### TASK GOAL
Output all lines exactly, with nothing added or dropped.

### DATASET RECORDS
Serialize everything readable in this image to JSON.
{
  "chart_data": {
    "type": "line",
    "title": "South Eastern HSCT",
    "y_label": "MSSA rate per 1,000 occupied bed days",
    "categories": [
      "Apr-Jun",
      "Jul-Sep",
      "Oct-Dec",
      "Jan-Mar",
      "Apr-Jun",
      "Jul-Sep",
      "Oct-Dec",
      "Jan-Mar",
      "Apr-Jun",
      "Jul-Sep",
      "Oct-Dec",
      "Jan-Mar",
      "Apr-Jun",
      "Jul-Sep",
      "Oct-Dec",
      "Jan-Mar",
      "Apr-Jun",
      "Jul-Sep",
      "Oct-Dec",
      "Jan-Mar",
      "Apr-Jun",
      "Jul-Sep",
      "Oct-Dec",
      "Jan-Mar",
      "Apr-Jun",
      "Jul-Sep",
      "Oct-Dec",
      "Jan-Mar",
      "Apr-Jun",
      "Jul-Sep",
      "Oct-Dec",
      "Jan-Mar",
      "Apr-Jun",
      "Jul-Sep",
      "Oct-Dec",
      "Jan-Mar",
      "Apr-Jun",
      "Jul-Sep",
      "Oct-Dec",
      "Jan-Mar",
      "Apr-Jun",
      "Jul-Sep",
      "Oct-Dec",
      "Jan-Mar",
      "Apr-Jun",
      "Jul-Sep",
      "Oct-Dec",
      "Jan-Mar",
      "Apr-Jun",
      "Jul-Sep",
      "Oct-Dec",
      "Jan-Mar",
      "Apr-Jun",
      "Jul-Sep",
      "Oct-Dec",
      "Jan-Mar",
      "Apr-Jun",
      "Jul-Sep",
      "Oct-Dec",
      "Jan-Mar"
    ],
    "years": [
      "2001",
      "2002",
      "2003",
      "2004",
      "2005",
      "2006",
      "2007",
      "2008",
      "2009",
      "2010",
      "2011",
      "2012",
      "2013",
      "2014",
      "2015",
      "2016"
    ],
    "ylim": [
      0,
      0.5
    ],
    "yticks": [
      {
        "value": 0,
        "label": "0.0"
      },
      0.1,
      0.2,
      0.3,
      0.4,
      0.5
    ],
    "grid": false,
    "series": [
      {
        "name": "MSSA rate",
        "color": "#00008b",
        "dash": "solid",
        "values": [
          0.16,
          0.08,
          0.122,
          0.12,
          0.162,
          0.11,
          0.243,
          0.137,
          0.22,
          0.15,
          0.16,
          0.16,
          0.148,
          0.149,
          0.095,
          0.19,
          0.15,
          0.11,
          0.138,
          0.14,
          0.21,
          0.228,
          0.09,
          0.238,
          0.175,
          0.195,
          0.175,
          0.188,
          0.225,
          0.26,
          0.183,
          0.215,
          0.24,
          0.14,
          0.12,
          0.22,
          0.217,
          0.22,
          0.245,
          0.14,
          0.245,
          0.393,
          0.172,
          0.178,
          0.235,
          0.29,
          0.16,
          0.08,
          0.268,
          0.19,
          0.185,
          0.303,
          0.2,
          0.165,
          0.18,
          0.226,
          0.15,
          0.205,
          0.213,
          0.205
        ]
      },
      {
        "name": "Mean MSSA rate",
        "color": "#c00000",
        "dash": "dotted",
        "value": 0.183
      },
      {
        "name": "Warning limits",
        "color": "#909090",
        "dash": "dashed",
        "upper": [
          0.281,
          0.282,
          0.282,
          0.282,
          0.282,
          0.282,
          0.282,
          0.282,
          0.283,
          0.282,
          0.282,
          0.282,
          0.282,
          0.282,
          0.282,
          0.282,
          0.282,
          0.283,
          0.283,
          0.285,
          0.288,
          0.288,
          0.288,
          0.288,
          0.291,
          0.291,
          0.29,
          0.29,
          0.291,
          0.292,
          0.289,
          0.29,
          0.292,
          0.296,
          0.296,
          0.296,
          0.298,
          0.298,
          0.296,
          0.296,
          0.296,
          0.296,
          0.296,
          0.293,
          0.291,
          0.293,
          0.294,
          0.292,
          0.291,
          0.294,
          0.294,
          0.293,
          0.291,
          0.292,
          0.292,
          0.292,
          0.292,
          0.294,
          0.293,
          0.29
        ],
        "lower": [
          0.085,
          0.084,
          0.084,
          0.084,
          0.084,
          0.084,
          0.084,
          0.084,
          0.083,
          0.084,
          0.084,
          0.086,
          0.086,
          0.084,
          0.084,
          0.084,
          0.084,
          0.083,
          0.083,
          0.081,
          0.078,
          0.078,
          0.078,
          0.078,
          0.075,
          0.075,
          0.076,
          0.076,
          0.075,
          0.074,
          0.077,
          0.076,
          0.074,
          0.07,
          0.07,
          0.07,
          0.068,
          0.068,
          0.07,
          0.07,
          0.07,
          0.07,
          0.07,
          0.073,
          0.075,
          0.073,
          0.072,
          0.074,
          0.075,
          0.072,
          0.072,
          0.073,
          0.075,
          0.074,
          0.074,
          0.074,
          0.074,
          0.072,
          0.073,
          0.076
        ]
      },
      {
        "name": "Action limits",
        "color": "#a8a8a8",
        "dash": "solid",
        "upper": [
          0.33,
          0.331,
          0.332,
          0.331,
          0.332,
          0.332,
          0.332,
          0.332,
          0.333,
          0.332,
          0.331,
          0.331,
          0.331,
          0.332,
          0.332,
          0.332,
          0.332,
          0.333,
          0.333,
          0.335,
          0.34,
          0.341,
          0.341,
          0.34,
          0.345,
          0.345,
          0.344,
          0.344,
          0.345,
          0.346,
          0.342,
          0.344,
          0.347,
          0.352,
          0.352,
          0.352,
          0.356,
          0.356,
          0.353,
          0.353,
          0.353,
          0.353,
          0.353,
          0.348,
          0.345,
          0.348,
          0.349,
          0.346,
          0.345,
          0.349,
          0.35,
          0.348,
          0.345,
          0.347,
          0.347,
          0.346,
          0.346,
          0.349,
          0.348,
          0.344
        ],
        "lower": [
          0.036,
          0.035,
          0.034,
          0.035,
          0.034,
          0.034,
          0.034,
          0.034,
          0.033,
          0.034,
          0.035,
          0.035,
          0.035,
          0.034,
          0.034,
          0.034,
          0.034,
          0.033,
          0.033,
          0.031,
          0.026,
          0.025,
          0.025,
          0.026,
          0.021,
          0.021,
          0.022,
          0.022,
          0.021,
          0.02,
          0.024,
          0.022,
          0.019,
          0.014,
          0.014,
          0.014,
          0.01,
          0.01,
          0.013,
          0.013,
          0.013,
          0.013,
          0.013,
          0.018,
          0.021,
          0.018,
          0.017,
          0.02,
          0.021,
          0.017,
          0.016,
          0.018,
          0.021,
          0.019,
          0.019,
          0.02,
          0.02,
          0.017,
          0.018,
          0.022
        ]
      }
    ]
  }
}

### EXERCISE SOLUTION
Serialize everything readable in this image to JSON.
{
  "chart_data": {
    "type": "line",
    "title": "South Eastern HSCT",
    "y_label": "MSSA rate per 1,000 occupied bed days",
    "categories": [
      "Apr-Jun",
      "Jul-Sep",
      "Oct-Dec",
      "Jan-Mar",
      "Apr-Jun",
      "Jul-Sep",
      "Oct-Dec",
      "Jan-Mar",
      "Apr-Jun",
      "Jul-Sep",
      "Oct-Dec",
      "Jan-Mar",
      "Apr-Jun",
      "Jul-Sep",
      "Oct-Dec",
      "Jan-Mar",
      "Apr-Jun",
      "Jul-Sep",
      "Oct-Dec",
      "Jan-Mar",
      "Apr-Jun",
      "Jul-Sep",
      "Oct-Dec",
      "Jan-Mar",
      "Apr-Jun",
      "Jul-Sep",
      "Oct-Dec",
      "Jan-Mar",
      "Apr-Jun",
      "Jul-Sep",
      "Oct-Dec",
      "Jan-Mar",
      "Apr-Jun",
      "Jul-Sep",
      "Oct-Dec",
      "Jan-Mar",
      "Apr-Jun",
      "Jul-Sep",
      "Oct-Dec",
      "Jan-Mar",
      "Apr-Jun",
      "Jul-Sep",
      "Oct-Dec",
      "Jan-Mar",
      "Apr-Jun",
      "Jul-Sep",
      "Oct-Dec",
      "Jan-Mar",
      "Apr-Jun",
      "Jul-Sep",
      "Oct-Dec",
      "Jan-Mar",
      "Apr-Jun",
      "Jul-Sep",
      "Oct-Dec",
      "Jan-Mar",
      "Apr-Jun",
      "Jul-Sep",
      "Oct-Dec",
      "Jan-Mar"
    ],
    "years": [
      "2001",
      "2002",
      "2003",
      "2004",
      "2005",
      "2006",
      "2007",
      "2008",
      "2009",
      "2010",
      "2011",
      "2012",
      "2013",
      "2014",
      "2015",
      "2016"
    ],
    "ylim": [
      0,
      0.5
    ],
    "yticks": [
      {
        "value": 0,
        "label": "0.0"
      },
      0.1,
      0.2,
      0.3,
      0.4,
      0.5
    ],
    "grid": false,
    "series": [
      {
        "name": "MSSA rate",
        "color": "#00008b",
        "dash": "solid",
        "values": [
          0.16,
          0.08,
          0.122,
          0.12,
          0.162,
          0.11,
          0.243,
          0.137,
          0.22,
          0.15,
          0.16,
          0.16,
          0.148,
          0.149,
          0.095,
          0.19,
          0.15,
          0.11,
          0.138,
          0.14,
          0.21,
          0.228,
          0.09,
          0.238,
          0.175,
          0.195,
          0.175,
          0.188,
          0.225,
          0.26,
          0.183,
          0.215,
          0.24,
          0.14,
          0.12,
          0.22,
          0.217,
          0.22,
          0.245,
          0.14,
          0.245,
          0.393,
          0.172,
          0.178,
          0.235,
          0.29,
          0.16,
          0.08,
          0.268,
          0.19,
          0.185,
          0.303,
          0.2,
          0.165,
          0.18,
          0.226,
          0.15,
          0.205,
          0.213,
          0.205
        ]
      },
      {
        "name": "Mean MSSA rate",
        "color": "#c00000",
        "dash": "dotted",
        "value": 0.183
      },
      {
        "name": "Warning limits",
        "color": "#909090",
        "dash": "dashed",
        "upper": [
          0.281,
          0.282,
          0.282,
          0.282,
          0.282,
          0.282,
          0.282,
          0.282,
          0.283,
          0.282,
          0.282,
          0.282,
          0.282,
          0.282,
          0.282,
          0.282,
          0.282,
          0.283,
          0.283,
          0.285,
          0.288,
          0.288,
          0.288,
          0.288,
          0.291,
          0.291,
          0.29,
          0.29,
          0.291,
          0.292,
          0.289,
          0.29,
          0.292,
          0.296,
          0.296,
          0.296,
          0.298,
          0.298,
          0.296,
          0.296,
          0.296,
          0.296,
          0.296,
          0.293,
          0.291,
          0.293,
          0.294,
          0.292,
          0.291,
          0.294,
          0.294,
          0.293,
          0.291,
          0.292,
          0.292,
          0.292,
          0.292,
          0.294,
          0.293,
          0.29
        ],
        "lower": [
          0.085,
          0.084,
          0.084,
          0.084,
          0.084,
          0.084,
          0.084,
          0.084,
          0.083,
          0.084,
          0.084,
          0.086,
          0.086,
          0.084,
          0.084,
          0.084,
          0.084,
          0.083,
          0.083,
          0.081,
          0.078,
          0.078,
          0.078,
          0.078,
          0.075,
          0.075,
          0.076,
          0.076,
          0.075,
          0.074,
          0.077,
          0.076,
          0.074,
          0.07,
          0.07,
          0.07,
          0.068,
          0.068,
          0.07,
          0.07,
          0.07,
          0.07,
          0.07,
          0.073,
          0.075,
          0.073,
          0.072,
          0.074,
          0.075,
          0.072,
          0.072,
          0.073,
          0.075,
          0.074,
          0.074,
          0.074,
          0.074,
          0.072,
          0.073,
          0.076
        ]
      },
      {
        "name": "Action limits",
        "color": "#a8a8a8",
        "dash": "solid",
        "upper": [
          0.33,
          0.331,
          0.332,
          0.331,
          0.332,
          0.332,
          0.332,
          0.332,
          0.333,
          0.332,
          0.331,
          0.331,
          0.331,
          0.332,
          0.332,
          0.332,
          0.332,
          0.333,
          0.333,
          0.335,
          0.34,
          0.341,
          0.341,
          0.34,
          0.345,
          0.345,
          0.344,
          0.344,
          0.345,
          0.346,
          0.342,
          0.344,
          0.347,
          0.352,
          0.352,
          0.352,
          0.356,
          0.356,
          0.353,
          0.353,
          0.353,
          0.353,
          0.353,
          0.348,
          0.345,
          0.348,
          0.349,
          0.346,
          0.345,
          0.349,
          0.35,
          0.348,
          0.345,
          0.347,
          0.347,
          0.346,
          0.346,
          0.349,
          0.348,
          0.344
        ],
        "lower": [
          0.036,
          0.035,
          0.034,
          0.035,
          0.034,
          0.034,
          0.034,
          0.034,
          0.033,
          0.034,
          0.035,
          0.035,
          0.035,
          0.034,
          0.034,
          0.034,
          0.034,
          0.033,
          0.033,
          0.031,
          0.026,
          0.025,
          0.025,
          0.026,
          0.021,
          0.021,
          0.022,
          0.022,
          0.021,
          0.02,
          0.024,
          0.022,
          0.019,
          0.014,
          0.014,
          0.014,
          0.01,
          0.01,
          0.013,
          0.013,
          0.013,
          0.013,
          0.013,
          0.018,
          0.021,
          0.018,
          0.017,
          0.02,
          0.021,
          0.017,
          0.016,
          0.018,
          0.021,
          0.019,
          0.019,
          0.02,
          0.02,
          0.017,
          0.018,
          0.022
        ]
      }
    ]
  }
}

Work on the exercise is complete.